Problem to work on:
Please report every line from the material that contains the word "name".

begin Material provided

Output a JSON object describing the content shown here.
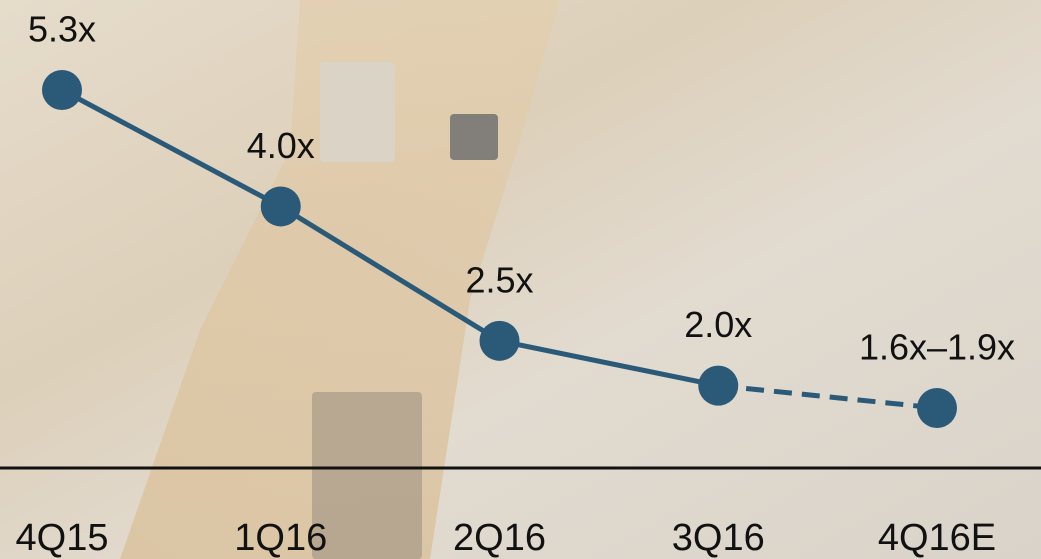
{
  "chart_data": {
    "type": "line",
    "categories": [
      "4Q15",
      "1Q16",
      "2Q16",
      "3Q16",
      "4Q16E"
    ],
    "values": [
      5.3,
      4.0,
      2.5,
      2.0,
      1.75
    ],
    "value_labels": [
      "5.3x",
      "4.0x",
      "2.5x",
      "2.0x",
      "1.6x–1.9x"
    ],
    "color": "#2b5a78"
  }
}
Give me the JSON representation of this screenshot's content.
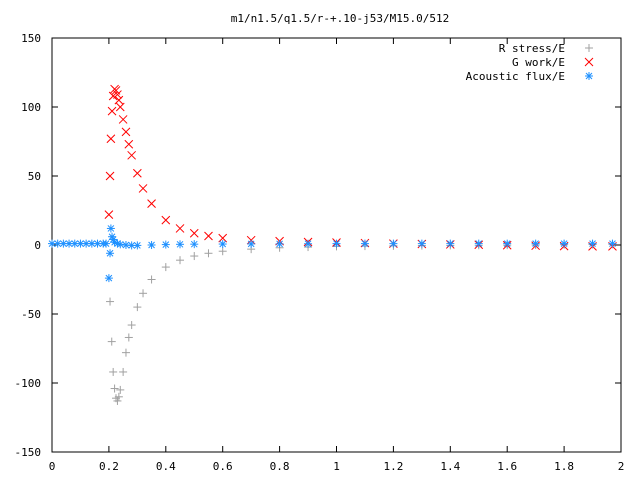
{
  "chart_data": {
    "type": "scatter",
    "title": "m1/n1.5/q1.5/r-+.10-j53/M15.0/512",
    "xlabel": "",
    "ylabel": "",
    "xlim": [
      0,
      2
    ],
    "ylim": [
      -150,
      150
    ],
    "x_ticks": [
      "0",
      "0.2",
      "0.4",
      "0.6",
      "0.8",
      "1",
      "1.2",
      "1.4",
      "1.6",
      "1.8",
      "2"
    ],
    "y_ticks": [
      "150",
      "100",
      "50",
      "0",
      "-50",
      "-100",
      "-150"
    ],
    "grid": false,
    "legend_position": "top-right",
    "series": [
      {
        "name": "R stress/E",
        "marker": "plus",
        "color": "#a0a0a0",
        "x": [
          0.204,
          0.21,
          0.215,
          0.22,
          0.225,
          0.23,
          0.235,
          0.24,
          0.25,
          0.26,
          0.27,
          0.28,
          0.3,
          0.32,
          0.35,
          0.4,
          0.45,
          0.5,
          0.55,
          0.6,
          0.7,
          0.8,
          0.9,
          1.0,
          1.1,
          1.2,
          1.3,
          1.4,
          1.5,
          1.6,
          1.7,
          1.8,
          1.9,
          1.97
        ],
        "y": [
          -41,
          -70,
          -92,
          -104,
          -111,
          -113,
          -110,
          -105,
          -92,
          -78,
          -67,
          -58,
          -45,
          -35,
          -25,
          -16,
          -11,
          -8,
          -6,
          -4.5,
          -3,
          -2,
          -1.5,
          -1,
          -0.8,
          -0.6,
          -0.4,
          -0.3,
          -0.2,
          -0.1,
          0,
          0.2,
          0.4,
          0.5
        ]
      },
      {
        "name": "G work/E",
        "marker": "cross",
        "color": "#ff0000",
        "x": [
          0.2,
          0.204,
          0.207,
          0.211,
          0.215,
          0.22,
          0.225,
          0.23,
          0.235,
          0.24,
          0.25,
          0.26,
          0.27,
          0.28,
          0.3,
          0.32,
          0.35,
          0.4,
          0.45,
          0.5,
          0.55,
          0.6,
          0.7,
          0.8,
          0.9,
          1.0,
          1.1,
          1.2,
          1.3,
          1.4,
          1.5,
          1.6,
          1.7,
          1.8,
          1.9,
          1.97
        ],
        "y": [
          22,
          50,
          77,
          97,
          108,
          113,
          112,
          109,
          105,
          100,
          91,
          82,
          73,
          65,
          52,
          41,
          30,
          18,
          12,
          8.5,
          6.5,
          5,
          3.5,
          2.8,
          2.2,
          1.8,
          1.4,
          1,
          0.7,
          0.4,
          0.2,
          -0.2,
          -0.5,
          -0.8,
          -1,
          -1
        ]
      },
      {
        "name": "Acoustic flux/E",
        "marker": "star",
        "color": "#1e90ff",
        "x": [
          0.0,
          0.02,
          0.04,
          0.06,
          0.08,
          0.1,
          0.12,
          0.14,
          0.16,
          0.18,
          0.19,
          0.2,
          0.204,
          0.207,
          0.211,
          0.215,
          0.22,
          0.23,
          0.24,
          0.26,
          0.28,
          0.3,
          0.35,
          0.4,
          0.45,
          0.5,
          0.6,
          0.7,
          0.8,
          0.9,
          1.0,
          1.1,
          1.2,
          1.3,
          1.4,
          1.5,
          1.6,
          1.7,
          1.8,
          1.9,
          1.97
        ],
        "y": [
          1,
          1,
          1,
          1,
          1,
          1,
          1,
          1,
          1,
          1,
          1,
          -24,
          -6,
          12,
          6,
          4,
          2,
          1,
          0.5,
          0,
          -0.3,
          -0.3,
          0,
          0.3,
          0.5,
          0.6,
          0.7,
          0.8,
          0.8,
          0.9,
          1,
          1,
          1,
          1,
          1,
          1,
          1,
          1,
          1,
          1,
          1
        ]
      }
    ]
  }
}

end Material provided

Expected answer:
        "name": "R stress/E",
        "name": "G work/E",
        "name": "Acoustic flux/E",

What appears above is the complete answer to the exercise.